EXERCISE BRIEF>
Copy all lines that contain the word "JSON".

Dataset items:
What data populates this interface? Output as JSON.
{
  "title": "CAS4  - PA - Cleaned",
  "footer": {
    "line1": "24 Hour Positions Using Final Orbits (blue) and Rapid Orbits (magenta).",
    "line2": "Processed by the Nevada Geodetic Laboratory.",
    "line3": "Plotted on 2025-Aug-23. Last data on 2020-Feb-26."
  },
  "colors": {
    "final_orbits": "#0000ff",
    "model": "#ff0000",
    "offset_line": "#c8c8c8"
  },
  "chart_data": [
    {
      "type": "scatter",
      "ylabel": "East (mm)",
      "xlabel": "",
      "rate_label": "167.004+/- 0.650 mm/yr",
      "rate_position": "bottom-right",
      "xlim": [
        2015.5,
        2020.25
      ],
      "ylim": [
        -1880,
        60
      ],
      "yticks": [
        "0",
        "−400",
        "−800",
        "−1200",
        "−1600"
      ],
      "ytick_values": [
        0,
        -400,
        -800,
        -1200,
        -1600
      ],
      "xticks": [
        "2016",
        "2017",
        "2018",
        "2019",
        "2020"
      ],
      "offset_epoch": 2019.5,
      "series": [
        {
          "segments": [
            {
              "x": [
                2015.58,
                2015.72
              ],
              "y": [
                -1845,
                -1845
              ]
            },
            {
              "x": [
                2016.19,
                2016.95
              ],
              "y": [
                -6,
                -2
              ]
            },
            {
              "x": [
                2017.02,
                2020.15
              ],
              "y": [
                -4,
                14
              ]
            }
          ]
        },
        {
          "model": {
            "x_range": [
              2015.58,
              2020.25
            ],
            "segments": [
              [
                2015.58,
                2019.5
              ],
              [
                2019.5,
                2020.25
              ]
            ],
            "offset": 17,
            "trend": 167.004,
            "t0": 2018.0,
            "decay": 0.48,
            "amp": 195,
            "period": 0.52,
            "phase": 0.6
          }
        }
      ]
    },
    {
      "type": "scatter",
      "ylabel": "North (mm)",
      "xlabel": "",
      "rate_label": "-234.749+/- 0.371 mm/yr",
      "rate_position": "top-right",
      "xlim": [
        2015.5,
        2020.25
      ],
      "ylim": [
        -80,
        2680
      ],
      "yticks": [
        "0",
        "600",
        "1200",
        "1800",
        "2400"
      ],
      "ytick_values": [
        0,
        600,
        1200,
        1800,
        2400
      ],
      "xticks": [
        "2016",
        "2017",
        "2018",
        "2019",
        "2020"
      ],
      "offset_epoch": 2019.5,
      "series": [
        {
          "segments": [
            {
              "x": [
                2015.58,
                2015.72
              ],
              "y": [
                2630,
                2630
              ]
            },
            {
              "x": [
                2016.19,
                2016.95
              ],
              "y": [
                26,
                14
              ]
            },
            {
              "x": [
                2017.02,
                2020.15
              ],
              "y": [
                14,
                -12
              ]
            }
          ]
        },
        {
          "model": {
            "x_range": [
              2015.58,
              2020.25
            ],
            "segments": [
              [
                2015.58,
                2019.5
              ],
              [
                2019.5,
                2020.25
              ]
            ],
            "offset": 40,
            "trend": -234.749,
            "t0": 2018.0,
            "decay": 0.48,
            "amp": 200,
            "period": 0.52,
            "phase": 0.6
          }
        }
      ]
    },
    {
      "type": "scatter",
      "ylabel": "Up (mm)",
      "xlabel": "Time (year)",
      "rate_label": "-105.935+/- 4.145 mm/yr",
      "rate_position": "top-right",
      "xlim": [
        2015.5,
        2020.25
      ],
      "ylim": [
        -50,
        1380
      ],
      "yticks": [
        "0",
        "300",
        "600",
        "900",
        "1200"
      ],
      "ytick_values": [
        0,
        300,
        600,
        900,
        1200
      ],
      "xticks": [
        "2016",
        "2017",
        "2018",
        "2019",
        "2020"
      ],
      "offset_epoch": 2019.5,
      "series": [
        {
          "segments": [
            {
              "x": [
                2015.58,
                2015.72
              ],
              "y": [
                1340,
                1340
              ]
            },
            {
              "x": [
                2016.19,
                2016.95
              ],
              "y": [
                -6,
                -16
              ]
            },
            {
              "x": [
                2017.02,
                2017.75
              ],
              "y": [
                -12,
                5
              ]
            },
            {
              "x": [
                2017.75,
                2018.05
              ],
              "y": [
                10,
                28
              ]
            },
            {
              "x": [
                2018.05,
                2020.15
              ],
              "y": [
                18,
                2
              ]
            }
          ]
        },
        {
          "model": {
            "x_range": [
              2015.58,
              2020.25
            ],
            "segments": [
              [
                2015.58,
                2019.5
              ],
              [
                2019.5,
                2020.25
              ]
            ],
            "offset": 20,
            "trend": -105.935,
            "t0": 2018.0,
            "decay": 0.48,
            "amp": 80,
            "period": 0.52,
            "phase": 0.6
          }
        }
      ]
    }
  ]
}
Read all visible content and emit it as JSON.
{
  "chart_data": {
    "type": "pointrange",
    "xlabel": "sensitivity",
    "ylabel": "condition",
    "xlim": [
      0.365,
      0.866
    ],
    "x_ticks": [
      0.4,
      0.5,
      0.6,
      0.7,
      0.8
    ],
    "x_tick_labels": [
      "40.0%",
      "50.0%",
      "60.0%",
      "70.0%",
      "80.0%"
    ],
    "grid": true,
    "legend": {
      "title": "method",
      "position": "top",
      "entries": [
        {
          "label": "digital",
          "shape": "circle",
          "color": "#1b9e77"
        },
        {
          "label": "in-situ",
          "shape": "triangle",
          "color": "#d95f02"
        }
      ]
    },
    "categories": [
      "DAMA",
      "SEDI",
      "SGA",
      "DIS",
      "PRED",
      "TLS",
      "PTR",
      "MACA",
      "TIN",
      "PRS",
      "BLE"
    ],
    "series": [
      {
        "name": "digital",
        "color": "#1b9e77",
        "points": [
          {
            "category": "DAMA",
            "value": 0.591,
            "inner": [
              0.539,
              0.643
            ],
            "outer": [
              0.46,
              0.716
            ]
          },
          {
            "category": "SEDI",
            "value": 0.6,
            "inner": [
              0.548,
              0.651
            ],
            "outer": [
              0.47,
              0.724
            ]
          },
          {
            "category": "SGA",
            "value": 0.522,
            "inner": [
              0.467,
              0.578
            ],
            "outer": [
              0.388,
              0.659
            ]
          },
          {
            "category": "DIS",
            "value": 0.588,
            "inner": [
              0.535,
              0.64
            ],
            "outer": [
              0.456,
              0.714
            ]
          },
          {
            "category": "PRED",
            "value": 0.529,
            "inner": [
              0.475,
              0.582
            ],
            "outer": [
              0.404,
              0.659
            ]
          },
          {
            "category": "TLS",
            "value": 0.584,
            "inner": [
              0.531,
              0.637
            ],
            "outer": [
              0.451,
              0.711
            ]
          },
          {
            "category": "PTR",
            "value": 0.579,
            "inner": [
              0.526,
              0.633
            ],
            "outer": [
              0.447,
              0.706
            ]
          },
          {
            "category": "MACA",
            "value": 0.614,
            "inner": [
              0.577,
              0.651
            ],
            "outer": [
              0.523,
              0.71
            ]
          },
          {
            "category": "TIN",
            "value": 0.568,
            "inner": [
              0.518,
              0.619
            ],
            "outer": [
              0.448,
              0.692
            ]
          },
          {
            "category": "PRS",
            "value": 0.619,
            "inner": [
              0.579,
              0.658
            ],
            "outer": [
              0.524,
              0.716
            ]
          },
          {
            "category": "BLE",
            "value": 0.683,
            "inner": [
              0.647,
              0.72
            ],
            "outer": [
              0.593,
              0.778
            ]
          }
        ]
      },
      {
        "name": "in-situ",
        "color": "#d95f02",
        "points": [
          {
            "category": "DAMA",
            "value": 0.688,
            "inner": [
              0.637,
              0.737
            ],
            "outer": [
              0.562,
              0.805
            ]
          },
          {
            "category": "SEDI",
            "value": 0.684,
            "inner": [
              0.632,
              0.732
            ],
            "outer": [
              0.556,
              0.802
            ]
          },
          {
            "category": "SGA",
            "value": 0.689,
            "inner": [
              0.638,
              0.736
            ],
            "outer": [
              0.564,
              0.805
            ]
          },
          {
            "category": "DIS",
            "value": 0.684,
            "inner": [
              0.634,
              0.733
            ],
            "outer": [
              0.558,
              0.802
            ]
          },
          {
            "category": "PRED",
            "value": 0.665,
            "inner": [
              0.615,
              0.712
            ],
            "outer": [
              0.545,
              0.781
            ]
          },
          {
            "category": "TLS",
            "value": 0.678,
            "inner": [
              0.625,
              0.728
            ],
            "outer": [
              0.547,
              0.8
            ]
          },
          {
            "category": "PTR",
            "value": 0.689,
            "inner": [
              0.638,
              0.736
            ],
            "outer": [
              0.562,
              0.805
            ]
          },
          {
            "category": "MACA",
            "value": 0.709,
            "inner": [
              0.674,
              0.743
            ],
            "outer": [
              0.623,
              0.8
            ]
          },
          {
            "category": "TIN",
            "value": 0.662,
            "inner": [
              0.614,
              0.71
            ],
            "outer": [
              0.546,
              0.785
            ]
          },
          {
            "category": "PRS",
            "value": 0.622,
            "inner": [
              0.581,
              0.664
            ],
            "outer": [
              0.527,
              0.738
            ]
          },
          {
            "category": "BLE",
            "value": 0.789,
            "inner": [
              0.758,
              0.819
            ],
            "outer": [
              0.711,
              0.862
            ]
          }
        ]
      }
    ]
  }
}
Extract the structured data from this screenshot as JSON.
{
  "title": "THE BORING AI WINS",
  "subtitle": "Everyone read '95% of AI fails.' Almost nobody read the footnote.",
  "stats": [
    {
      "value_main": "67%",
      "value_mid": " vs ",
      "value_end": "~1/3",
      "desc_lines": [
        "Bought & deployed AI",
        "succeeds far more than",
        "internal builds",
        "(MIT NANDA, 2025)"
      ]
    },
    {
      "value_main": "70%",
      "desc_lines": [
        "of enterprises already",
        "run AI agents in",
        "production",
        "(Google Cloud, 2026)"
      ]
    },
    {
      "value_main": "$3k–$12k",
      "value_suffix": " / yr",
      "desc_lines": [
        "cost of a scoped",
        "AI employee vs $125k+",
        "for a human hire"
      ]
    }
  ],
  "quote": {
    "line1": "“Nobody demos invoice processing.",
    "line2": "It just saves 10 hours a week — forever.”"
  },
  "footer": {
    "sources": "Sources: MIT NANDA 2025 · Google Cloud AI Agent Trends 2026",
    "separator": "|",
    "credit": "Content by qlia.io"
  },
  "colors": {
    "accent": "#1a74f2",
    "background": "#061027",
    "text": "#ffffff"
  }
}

SOLUTION TO THE PROBLEM>
What data populates this interface? Output as JSON.
Read all visible content and emit it as JSON.
Extract the structured data from this screenshot as JSON.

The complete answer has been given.